--- Exercise instructions ---
Filter these entries, keeping only lines that hold the word "occupied".
══════
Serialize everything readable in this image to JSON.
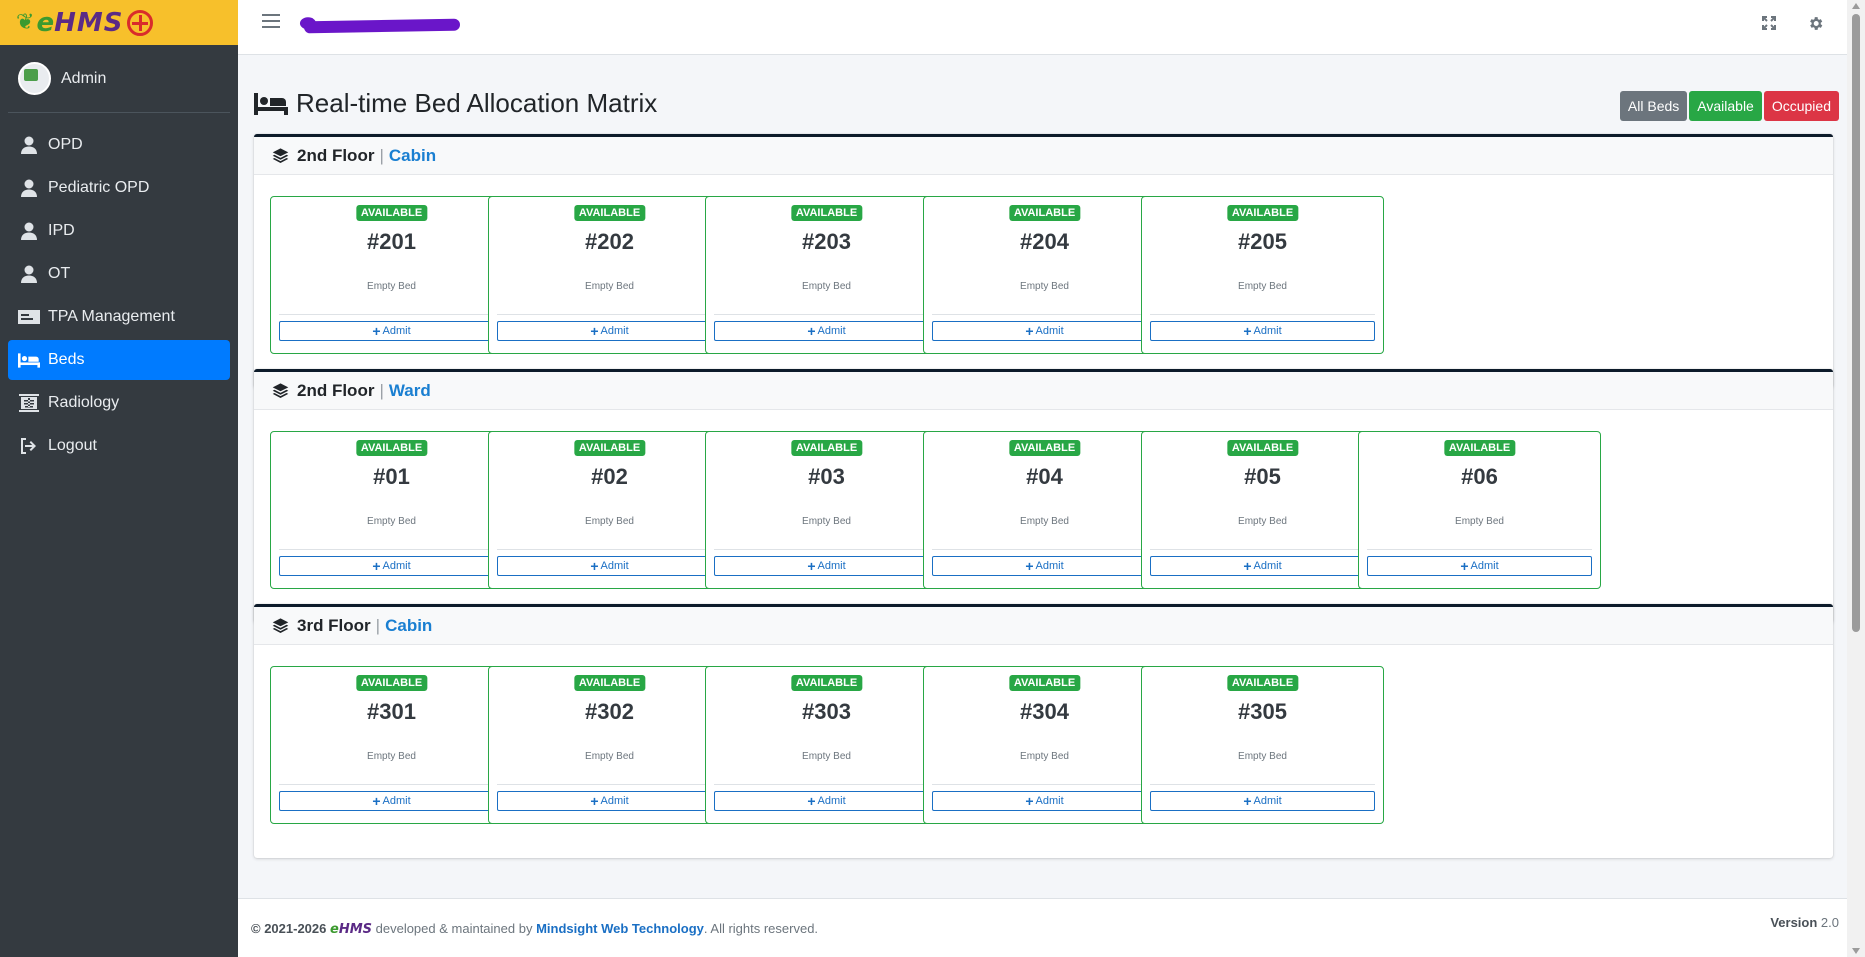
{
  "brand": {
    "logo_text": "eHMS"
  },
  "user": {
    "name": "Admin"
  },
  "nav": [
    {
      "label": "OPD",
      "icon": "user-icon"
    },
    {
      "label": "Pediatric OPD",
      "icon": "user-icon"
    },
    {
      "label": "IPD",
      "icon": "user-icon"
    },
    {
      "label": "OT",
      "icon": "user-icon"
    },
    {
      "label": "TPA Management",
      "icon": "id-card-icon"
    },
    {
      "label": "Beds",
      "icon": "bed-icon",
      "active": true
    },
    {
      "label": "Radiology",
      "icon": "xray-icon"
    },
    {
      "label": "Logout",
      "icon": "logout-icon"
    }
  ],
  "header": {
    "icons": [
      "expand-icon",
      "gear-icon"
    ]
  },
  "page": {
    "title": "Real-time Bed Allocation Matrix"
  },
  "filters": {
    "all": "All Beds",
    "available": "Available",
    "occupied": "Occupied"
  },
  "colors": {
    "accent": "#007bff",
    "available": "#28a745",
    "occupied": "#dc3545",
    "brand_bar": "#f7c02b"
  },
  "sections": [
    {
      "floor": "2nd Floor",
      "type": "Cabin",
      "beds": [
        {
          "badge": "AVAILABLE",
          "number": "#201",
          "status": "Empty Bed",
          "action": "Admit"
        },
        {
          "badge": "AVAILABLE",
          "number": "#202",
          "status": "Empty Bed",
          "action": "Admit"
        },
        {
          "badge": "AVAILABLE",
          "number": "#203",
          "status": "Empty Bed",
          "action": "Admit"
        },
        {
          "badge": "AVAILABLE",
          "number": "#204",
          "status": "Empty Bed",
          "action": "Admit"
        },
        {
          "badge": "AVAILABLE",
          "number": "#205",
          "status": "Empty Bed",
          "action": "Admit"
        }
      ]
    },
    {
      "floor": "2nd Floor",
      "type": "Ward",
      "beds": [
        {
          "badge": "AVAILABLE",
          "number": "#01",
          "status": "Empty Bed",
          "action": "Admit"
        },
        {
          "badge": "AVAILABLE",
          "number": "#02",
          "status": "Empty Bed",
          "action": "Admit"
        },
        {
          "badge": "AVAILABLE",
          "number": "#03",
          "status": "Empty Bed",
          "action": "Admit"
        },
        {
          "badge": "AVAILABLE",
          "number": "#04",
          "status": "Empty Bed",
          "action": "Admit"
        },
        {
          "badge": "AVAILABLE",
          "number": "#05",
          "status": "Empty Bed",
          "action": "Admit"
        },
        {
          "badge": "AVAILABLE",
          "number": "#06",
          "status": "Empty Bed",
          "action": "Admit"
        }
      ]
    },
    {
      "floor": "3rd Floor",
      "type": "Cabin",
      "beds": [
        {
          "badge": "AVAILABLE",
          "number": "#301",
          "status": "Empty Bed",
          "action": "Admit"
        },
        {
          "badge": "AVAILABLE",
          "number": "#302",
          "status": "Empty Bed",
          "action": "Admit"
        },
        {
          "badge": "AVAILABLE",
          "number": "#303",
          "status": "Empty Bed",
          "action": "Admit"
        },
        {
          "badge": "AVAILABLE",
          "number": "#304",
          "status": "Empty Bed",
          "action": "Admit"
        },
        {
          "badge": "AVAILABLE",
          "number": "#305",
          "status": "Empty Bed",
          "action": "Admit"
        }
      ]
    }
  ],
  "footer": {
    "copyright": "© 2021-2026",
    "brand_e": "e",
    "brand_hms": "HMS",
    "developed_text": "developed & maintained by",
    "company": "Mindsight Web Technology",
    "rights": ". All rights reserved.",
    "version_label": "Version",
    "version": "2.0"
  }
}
══════
--- Problem solution ---
    "occupied": "Occupied"
    "occupied": "#dc3545",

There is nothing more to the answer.